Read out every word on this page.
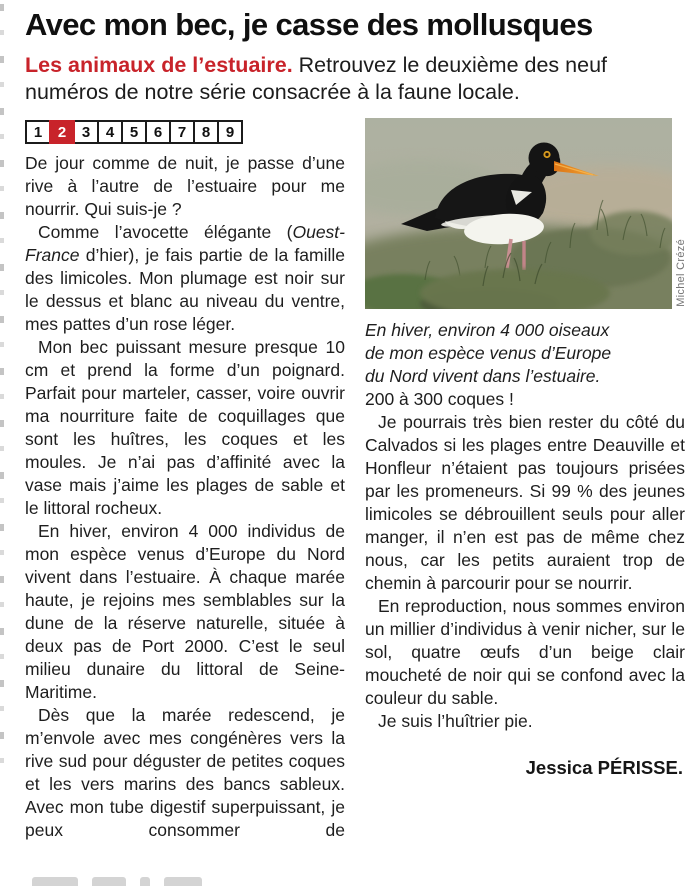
Avec mon bec, je casse des mollusques

Les animaux de l’estuaire. Retrouvez le deuxième des neuf numéros de notre série consacrée à la faune locale.

1	2	3	4	5	6	7	8	9

De jour comme de nuit, je passe d’une rive à l’autre de l’estuaire pour me nourrir. Qui suis-je ?

Comme l’avocette élégante (Ouest-France d’hier), je fais partie de la famille des limicoles. Mon plumage est noir sur le dessus et blanc au niveau du ventre, mes pattes d’un rose léger.

Mon bec puissant mesure presque 10 cm et prend la forme d’un poignard. Parfait pour marteler, casser, voire ouvrir ma nourriture faite de coquillages que sont les huîtres, les coques et les moules. Je n’ai pas d’affinité avec la vase mais j’aime les plages de sable et le littoral rocheux.

En hiver, environ 4 000 individus de mon espèce venus d’Europe du Nord vivent dans l’estuaire. À chaque marée haute, je rejoins mes semblables sur la dune de la réserve naturelle, située à deux pas de Port 2000. C’est le seul milieu dunaire du littoral de Seine-Maritime.

Dès que la marée redescend, je m’envole avec mes congénères vers la rive sud pour déguster de petites coques et les vers marins des bancs sableux. Avec mon tube digestif superpuissant, je peux consommer de

Michel Crézé
En hiver, environ 4 000 oiseaux de mon espèce venus d’Europe du Nord vivent dans l’estuaire.

200 à 300 coques !

Je pourrais très bien rester du côté du Calvados si les plages entre Deauville et Honfleur n’étaient pas toujours prisées par les promeneurs. Si 99 % des jeunes limicoles se débrouillent seuls pour aller manger, il n’en est pas de même chez nous, car les petits auraient trop de chemin à parcourir pour se nourrir.

En reproduction, nous sommes environ un millier d’individus à venir nicher, sur le sol, quatre œufs d’un beige clair moucheté de noir qui se confond avec la couleur du sable.

Je suis l’huîtrier pie.

Jessica PÉRISSE.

++++++++++

> [GOAL]:
Exclude the pictures and repeat every other part of the records word for word.

> [OUTPUT]:
Read out every word on this page.
Avec mon bec, je casse des mollusques

Les animaux de l’estuaire. Retrouvez le deuxième des neuf numéros de notre série consacrée à la faune locale.

1	2	3	4	5	6	7	8	9

De jour comme de nuit, je passe d’une rive à l’autre de l’estuaire pour me nourrir. Qui suis-je ?

Comme l’avocette élégante (Ouest-France d’hier), je fais partie de la famille des limicoles. Mon plumage est noir sur le dessus et blanc au niveau du ventre, mes pattes d’un rose léger.

Mon bec puissant mesure presque 10 cm et prend la forme d’un poignard. Parfait pour marteler, casser, voire ouvrir ma nourriture faite de coquillages que sont les huîtres, les coques et les moules. Je n’ai pas d’affinité avec la vase mais j’aime les plages de sable et le littoral rocheux.

En hiver, environ 4 000 individus de mon espèce venus d’Europe du Nord vivent dans l’estuaire. À chaque marée haute, je rejoins mes semblables sur la dune de la réserve naturelle, située à deux pas de Port 2000. C’est le seul milieu dunaire du littoral de Seine-Maritime.

Dès que la marée redescend, je m’envole avec mes congénères vers la rive sud pour déguster de petites coques et les vers marins des bancs sableux. Avec mon tube digestif superpuissant, je peux consommer de

Michel Crézé
En hiver, environ 4 000 oiseaux de mon espèce venus d’Europe du Nord vivent dans l’estuaire.

200 à 300 coques !

Je pourrais très bien rester du côté du Calvados si les plages entre Deauville et Honfleur n’étaient pas toujours prisées par les promeneurs. Si 99 % des jeunes limicoles se débrouillent seuls pour aller manger, il n’en est pas de même chez nous, car les petits auraient trop de chemin à parcourir pour se nourrir.

En reproduction, nous sommes environ un millier d’individus à venir nicher, sur le sol, quatre œufs d’un beige clair moucheté de noir qui se confond avec la couleur du sable.

Je suis l’huîtrier pie.

Jessica PÉRISSE.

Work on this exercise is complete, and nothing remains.